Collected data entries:
━━━━━━━━

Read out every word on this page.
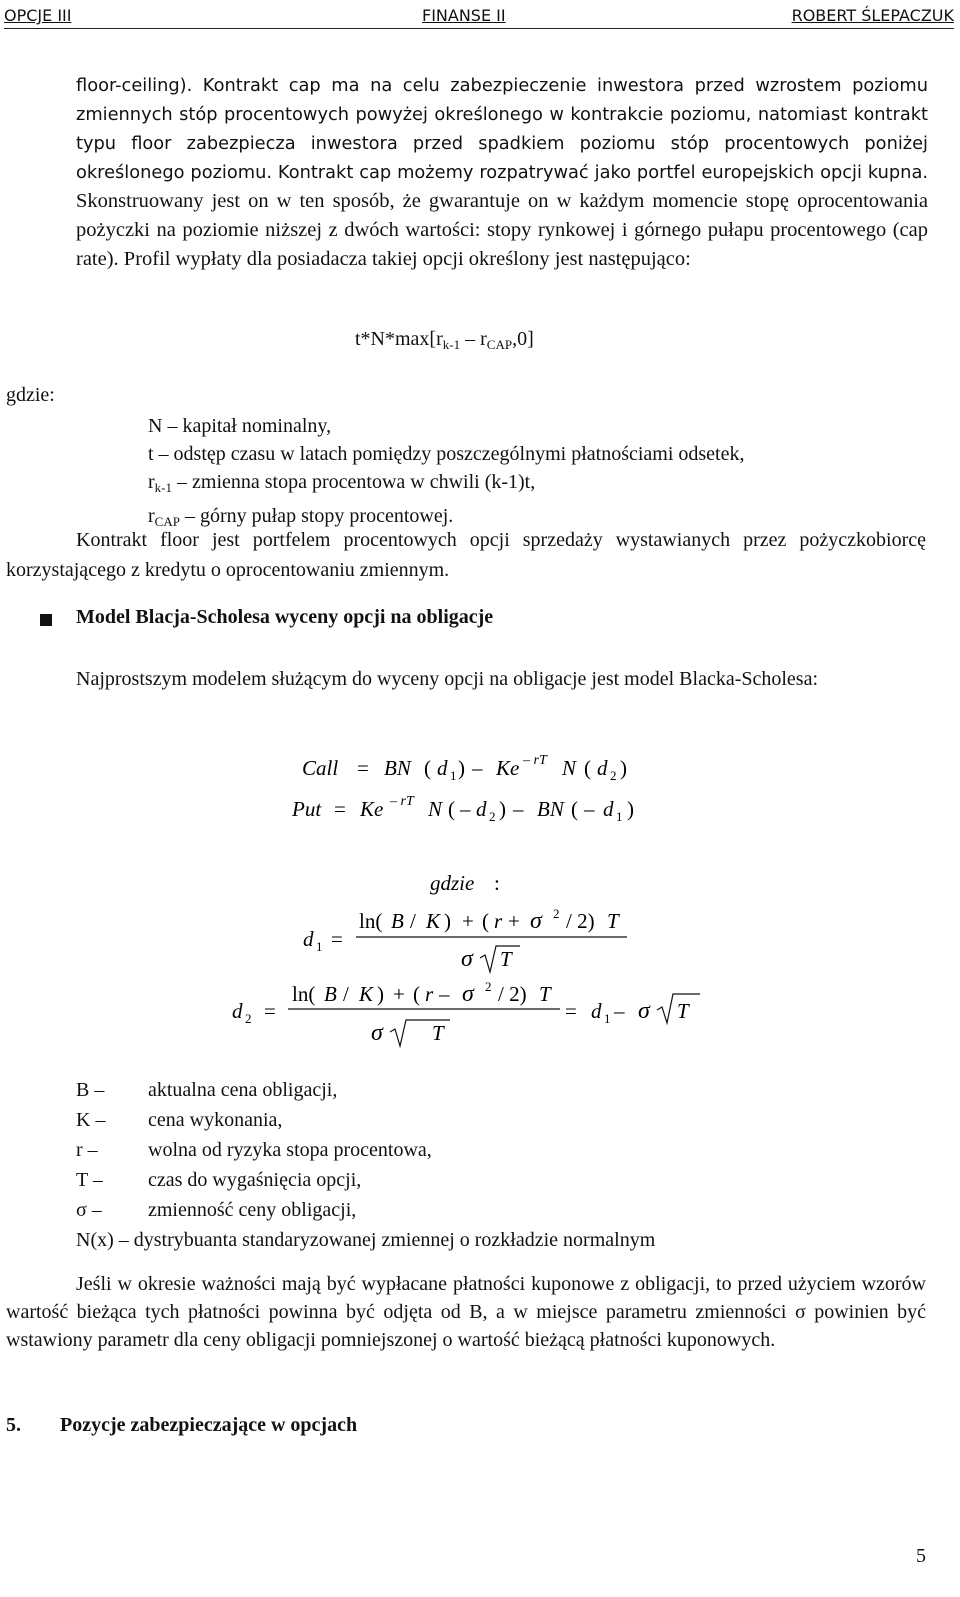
OPCJE III	FINANSE II	ROBERT ŚLEPACZUK
floor-ceiling). Kontrakt cap ma na celu zabezpieczenie inwestora przed wzrostem poziomu zmiennych stóp procentowych powyżej określonego w kontrakcie poziomu, natomiast kontrakt typu floor zabezpiecza inwestora przed spadkiem poziomu stóp procentowych poniżej określonego poziomu. Kontrakt cap możemy rozpatrywać jako portfel europejskich opcji kupna. Skonstruowany jest on w ten sposób, że gwarantuje on w każdym momencie stopę oprocentowania pożyczki na poziomie niższej z dwóch wartości: stopy rynkowej i górnego pułapu procentowego (cap rate). Profil wypłaty dla posiadacza takiej opcji określony jest następująco:
$t*N*\max[r_{k-1} - r_{CAP},0]$
gdzie:
N – kapitał nominalny,
t – odstęp czasu w latach pomiędzy poszczególnymi płatnościami odsetek,
$r_{k-1}$ – zmienna stopa procentowa w chwili (k-1)t,
$r_{CAP}$ – górny pułap stopy procentowej.
Kontrakt floor jest portfelem procentowych opcji sprzedaży wystawianych przez pożyczkobiorcę korzystającego z kredytu o oprocentowaniu zmiennym.
Model Blacja-Scholesa wyceny opcji na obligacje
Najprostszym modelem służącym do wyceny opcji na obligacje jest model Blacka-Scholesa:
Call = BN ( d 1 ) – Ke – rT N ( d 2 )
Put = Ke – rT N ( – d 2 ) – BN ( – d 1 )
gdzie :
d 1 =
ln( B / K ) + ( r + σ 2 / 2) T
σ T
d 2 =
ln( B / K ) + ( r – σ 2 / 2) T
σ T
= d 1 – σ T
B – aktualna cena obligacji,
K – cena wykonania,
r –	wolna od ryzyka stopa procentowa,
T – czas do wygaśnięcia opcji,
σ – zmienność ceny obligacji,
N(x) – dystrybuanta standaryzowanej zmiennej o rozkładzie normalnym
Jeśli w okresie ważności mają być wypłacane płatności kuponowe z obligacji, to przed użyciem wzorów wartość bieżąca tych płatności powinna być odjęta od B, a w miejsce parametru zmienności σ powinien być wstawiony parametr dla ceny obligacji pomniejszonej o wartość bieżącą płatności kuponowych.
5. Pozycje zabezpieczające w opcjach
5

━━━━━━━━

◆ **Exercise task**:
Return the records exactly. Don't carry the pictures over.

◆ **Correct answer**:
Read out every word on this page.
OPCJE III	FINANSE II	ROBERT ŚLEPACZUK
floor-ceiling). Kontrakt cap ma na celu zabezpieczenie inwestora przed wzrostem poziomu zmiennych stóp procentowych powyżej określonego w kontrakcie poziomu, natomiast kontrakt typu floor zabezpiecza inwestora przed spadkiem poziomu stóp procentowych poniżej określonego poziomu. Kontrakt cap możemy rozpatrywać jako portfel europejskich opcji kupna. Skonstruowany jest on w ten sposób, że gwarantuje on w każdym momencie stopę oprocentowania pożyczki na poziomie niższej z dwóch wartości: stopy rynkowej i górnego pułapu procentowego (cap rate). Profil wypłaty dla posiadacza takiej opcji określony jest następująco:
$t*N*\max[r_{k-1} - r_{CAP},0]$
gdzie:
N – kapitał nominalny,
t – odstęp czasu w latach pomiędzy poszczególnymi płatnościami odsetek,
$r_{k-1}$ – zmienna stopa procentowa w chwili (k-1)t,
$r_{CAP}$ – górny pułap stopy procentowej.
Kontrakt floor jest portfelem procentowych opcji sprzedaży wystawianych przez pożyczkobiorcę korzystającego z kredytu o oprocentowaniu zmiennym.
Model Blacja-Scholesa wyceny opcji na obligacje
Najprostszym modelem służącym do wyceny opcji na obligacje jest model Blacka-Scholesa:
Call = BN ( d 1 ) – Ke – rT N ( d 2 )
Put = Ke – rT N ( – d 2 ) – BN ( – d 1 )
gdzie :
d 1 =
ln( B / K ) + ( r + σ 2 / 2) T
σ T
d 2 =
ln( B / K ) + ( r – σ 2 / 2) T
σ T
= d 1 – σ T
B – aktualna cena obligacji,
K – cena wykonania,
r –	wolna od ryzyka stopa procentowa,
T – czas do wygaśnięcia opcji,
σ – zmienność ceny obligacji,
N(x) – dystrybuanta standaryzowanej zmiennej o rozkładzie normalnym
Jeśli w okresie ważności mają być wypłacane płatności kuponowe z obligacji, to przed użyciem wzorów wartość bieżąca tych płatności powinna być odjęta od B, a w miejsce parametru zmienności σ powinien być wstawiony parametr dla ceny obligacji pomniejszonej o wartość bieżącą płatności kuponowych.
5. Pozycje zabezpieczające w opcjach
5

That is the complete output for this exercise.